## Job
Reproduce all of the data below word for word, omitting the pictures.

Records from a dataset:
* Start *

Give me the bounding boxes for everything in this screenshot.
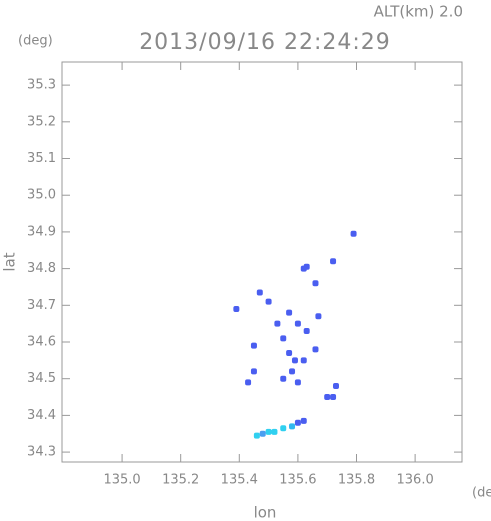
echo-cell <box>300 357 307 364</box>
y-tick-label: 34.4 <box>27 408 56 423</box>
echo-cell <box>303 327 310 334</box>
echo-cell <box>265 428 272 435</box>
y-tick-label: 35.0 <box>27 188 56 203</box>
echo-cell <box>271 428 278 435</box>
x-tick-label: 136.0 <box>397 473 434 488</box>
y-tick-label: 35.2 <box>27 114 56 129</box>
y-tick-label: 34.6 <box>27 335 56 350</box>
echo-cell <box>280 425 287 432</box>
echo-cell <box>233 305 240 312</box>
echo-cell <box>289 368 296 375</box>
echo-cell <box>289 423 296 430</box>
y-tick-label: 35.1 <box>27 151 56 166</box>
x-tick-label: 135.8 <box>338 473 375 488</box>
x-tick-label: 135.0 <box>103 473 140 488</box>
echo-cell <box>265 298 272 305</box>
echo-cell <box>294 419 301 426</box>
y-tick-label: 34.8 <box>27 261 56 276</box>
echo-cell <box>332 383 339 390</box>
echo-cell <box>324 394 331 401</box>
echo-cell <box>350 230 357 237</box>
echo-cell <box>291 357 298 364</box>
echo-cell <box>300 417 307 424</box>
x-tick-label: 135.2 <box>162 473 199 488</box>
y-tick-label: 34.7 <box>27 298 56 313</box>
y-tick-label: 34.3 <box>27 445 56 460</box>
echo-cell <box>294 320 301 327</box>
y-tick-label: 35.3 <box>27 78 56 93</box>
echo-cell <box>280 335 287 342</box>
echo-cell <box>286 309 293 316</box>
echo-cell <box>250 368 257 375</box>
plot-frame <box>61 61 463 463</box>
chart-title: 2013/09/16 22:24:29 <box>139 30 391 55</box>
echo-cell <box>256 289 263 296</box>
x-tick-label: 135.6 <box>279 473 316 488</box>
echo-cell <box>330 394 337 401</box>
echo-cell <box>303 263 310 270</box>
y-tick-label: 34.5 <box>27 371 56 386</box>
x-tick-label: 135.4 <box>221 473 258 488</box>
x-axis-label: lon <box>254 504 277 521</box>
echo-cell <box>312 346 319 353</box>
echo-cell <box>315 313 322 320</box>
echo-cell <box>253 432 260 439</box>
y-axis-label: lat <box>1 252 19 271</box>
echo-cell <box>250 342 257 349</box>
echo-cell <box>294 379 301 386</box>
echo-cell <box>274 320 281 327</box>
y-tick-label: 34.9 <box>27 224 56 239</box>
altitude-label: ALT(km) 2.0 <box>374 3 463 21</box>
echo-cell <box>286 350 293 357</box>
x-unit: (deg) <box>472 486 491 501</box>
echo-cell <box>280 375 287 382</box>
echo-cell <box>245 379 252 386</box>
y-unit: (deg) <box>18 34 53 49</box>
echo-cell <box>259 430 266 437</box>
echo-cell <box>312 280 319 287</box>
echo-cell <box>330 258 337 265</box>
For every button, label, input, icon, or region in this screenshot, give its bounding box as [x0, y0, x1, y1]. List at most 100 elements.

* End *

## Exercise result
Give me the bounding boxes for everything in this screenshot.
echo-cell <box>300 357 307 364</box>
y-tick-label: 34.4 <box>27 408 56 423</box>
echo-cell <box>303 327 310 334</box>
echo-cell <box>265 428 272 435</box>
y-tick-label: 35.0 <box>27 188 56 203</box>
echo-cell <box>271 428 278 435</box>
x-tick-label: 136.0 <box>397 473 434 488</box>
y-tick-label: 35.2 <box>27 114 56 129</box>
y-tick-label: 34.6 <box>27 335 56 350</box>
echo-cell <box>280 425 287 432</box>
echo-cell <box>233 305 240 312</box>
echo-cell <box>289 368 296 375</box>
echo-cell <box>289 423 296 430</box>
y-tick-label: 35.1 <box>27 151 56 166</box>
x-tick-label: 135.8 <box>338 473 375 488</box>
x-tick-label: 135.0 <box>103 473 140 488</box>
echo-cell <box>265 298 272 305</box>
echo-cell <box>294 419 301 426</box>
y-tick-label: 34.8 <box>27 261 56 276</box>
echo-cell <box>332 383 339 390</box>
echo-cell <box>324 394 331 401</box>
echo-cell <box>350 230 357 237</box>
echo-cell <box>291 357 298 364</box>
echo-cell <box>300 417 307 424</box>
x-tick-label: 135.2 <box>162 473 199 488</box>
y-tick-label: 34.7 <box>27 298 56 313</box>
y-tick-label: 34.3 <box>27 445 56 460</box>
echo-cell <box>294 320 301 327</box>
y-tick-label: 35.3 <box>27 78 56 93</box>
echo-cell <box>280 335 287 342</box>
echo-cell <box>286 309 293 316</box>
echo-cell <box>250 368 257 375</box>
plot-frame <box>61 61 463 463</box>
chart-title: 2013/09/16 22:24:29 <box>139 30 391 55</box>
echo-cell <box>256 289 263 296</box>
x-tick-label: 135.6 <box>279 473 316 488</box>
echo-cell <box>330 394 337 401</box>
echo-cell <box>303 263 310 270</box>
y-tick-label: 34.5 <box>27 371 56 386</box>
x-tick-label: 135.4 <box>221 473 258 488</box>
x-axis-label: lon <box>254 504 277 521</box>
echo-cell <box>312 346 319 353</box>
echo-cell <box>315 313 322 320</box>
echo-cell <box>253 432 260 439</box>
y-axis-label: lat <box>1 252 19 271</box>
echo-cell <box>250 342 257 349</box>
echo-cell <box>294 379 301 386</box>
echo-cell <box>274 320 281 327</box>
y-tick-label: 34.9 <box>27 224 56 239</box>
altitude-label: ALT(km) 2.0 <box>374 3 463 21</box>
echo-cell <box>286 350 293 357</box>
x-unit: (deg) <box>472 486 491 501</box>
echo-cell <box>280 375 287 382</box>
echo-cell <box>245 379 252 386</box>
y-unit: (deg) <box>18 34 53 49</box>
echo-cell <box>259 430 266 437</box>
echo-cell <box>312 280 319 287</box>
echo-cell <box>330 258 337 265</box>
For every button, label, input, icon, or region in this screenshot, give its bounding box as [x0, y0, x1, y1]. List at most 100 elements.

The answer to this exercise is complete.